═════ DATA TO USE

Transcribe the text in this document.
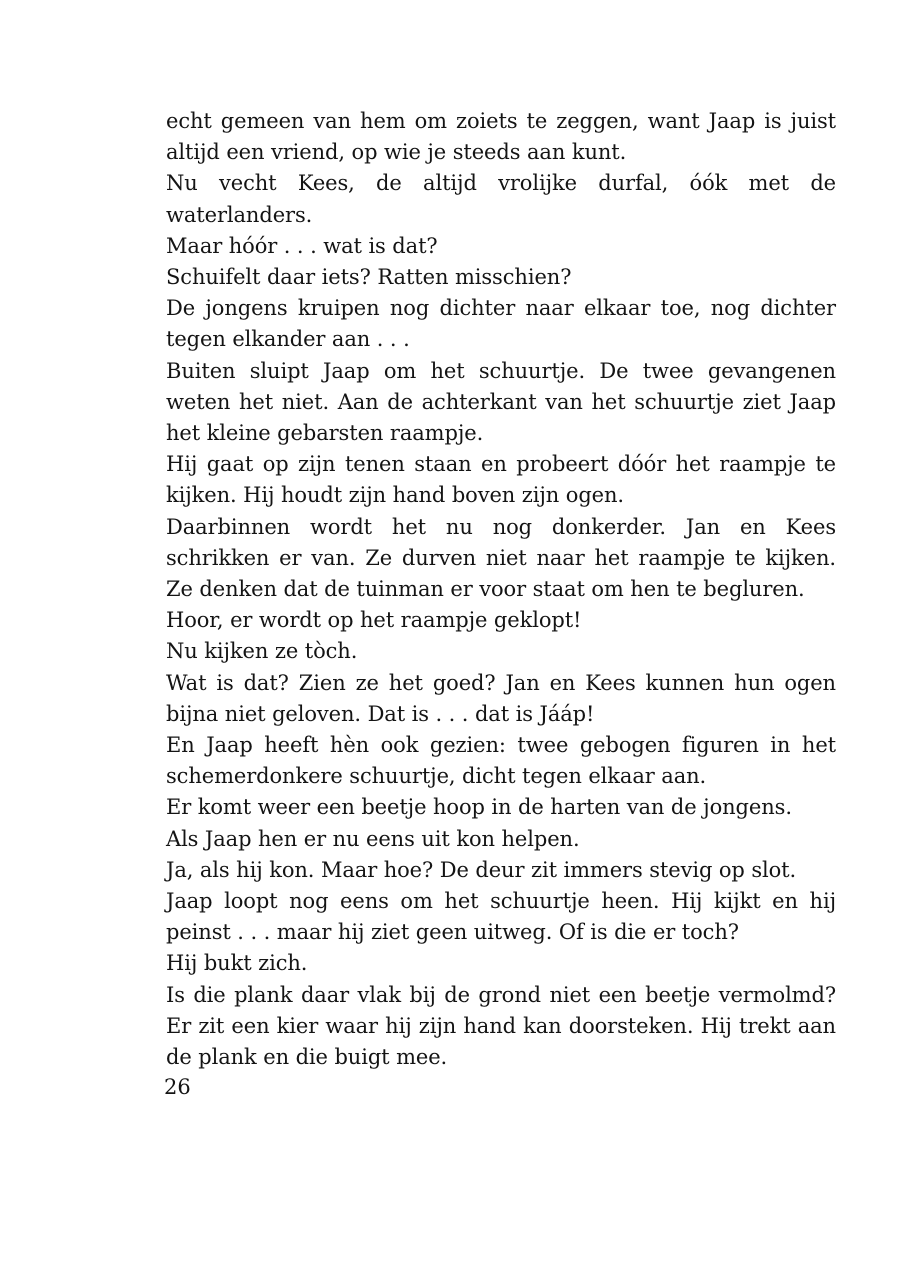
echt gemeen van hem om zoiets te zeggen, want Jaap is juist altijd een vriend, op wie je steeds aan kunt.

Nu vecht Kees, de altijd vrolijke durfal, óók met de waterlanders.

Maar hóór . . . wat is dat?

Schuifelt daar iets? Ratten misschien?

De jongens kruipen nog dichter naar elkaar toe, nog dichter tegen elkander aan . . .

Buiten sluipt Jaap om het schuurtje. De twee gevangenen weten het niet. Aan de achterkant van het schuurtje ziet Jaap het kleine gebarsten raampje.

Hij gaat op zijn tenen staan en probeert dóór het raampje te kijken. Hij houdt zijn hand boven zijn ogen.

Daarbinnen wordt het nu nog donkerder. Jan en Kees schrikken er van. Ze durven niet naar het raampje te kijken. Ze denken dat de tuinman er voor staat om hen te begluren.

Hoor, er wordt op het raampje geklopt!

Nu kijken ze tòch.

Wat is dat? Zien ze het goed? Jan en Kees kunnen hun ogen bijna niet geloven. Dat is . . . dat is Jááp!

En Jaap heeft hèn ook gezien: twee gebogen figuren in het schemerdonkere schuurtje, dicht tegen elkaar aan.

Er komt weer een beetje hoop in de harten van de jongens.

Als Jaap hen er nu eens uit kon helpen.

Ja, als hij kon. Maar hoe? De deur zit immers stevig op slot.

Jaap loopt nog eens om het schuurtje heen. Hij kijkt en hij peinst . . . maar hij ziet geen uitweg. Of is die er toch?

Hij bukt zich.

Is die plank daar vlak bij de grond niet een beetje vermolmd? Er zit een kier waar hij zijn hand kan doorsteken. Hij trekt aan de plank en die buigt mee.

26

══════════

INSTRUCTION
Copy out the listing exactly as it stands, but not the pictures.

SOLUTION TO THE EXERCISE
Transcribe the text in this document.
echt gemeen van hem om zoiets te zeggen, want Jaap is juist altijd een vriend, op wie je steeds aan kunt.

Nu vecht Kees, de altijd vrolijke durfal, óók met de waterlanders.

Maar hóór . . . wat is dat?

Schuifelt daar iets? Ratten misschien?

De jongens kruipen nog dichter naar elkaar toe, nog dichter tegen elkander aan . . .

Buiten sluipt Jaap om het schuurtje. De twee gevangenen weten het niet. Aan de achterkant van het schuurtje ziet Jaap het kleine gebarsten raampje.

Hij gaat op zijn tenen staan en probeert dóór het raampje te kijken. Hij houdt zijn hand boven zijn ogen.

Daarbinnen wordt het nu nog donkerder. Jan en Kees schrikken er van. Ze durven niet naar het raampje te kijken. Ze denken dat de tuinman er voor staat om hen te begluren.

Hoor, er wordt op het raampje geklopt!

Nu kijken ze tòch.

Wat is dat? Zien ze het goed? Jan en Kees kunnen hun ogen bijna niet geloven. Dat is . . . dat is Jááp!

En Jaap heeft hèn ook gezien: twee gebogen figuren in het schemerdonkere schuurtje, dicht tegen elkaar aan.

Er komt weer een beetje hoop in de harten van de jongens.

Als Jaap hen er nu eens uit kon helpen.

Ja, als hij kon. Maar hoe? De deur zit immers stevig op slot.

Jaap loopt nog eens om het schuurtje heen. Hij kijkt en hij peinst . . . maar hij ziet geen uitweg. Of is die er toch?

Hij bukt zich.

Is die plank daar vlak bij de grond niet een beetje vermolmd? Er zit een kier waar hij zijn hand kan doorsteken. Hij trekt aan de plank en die buigt mee.

26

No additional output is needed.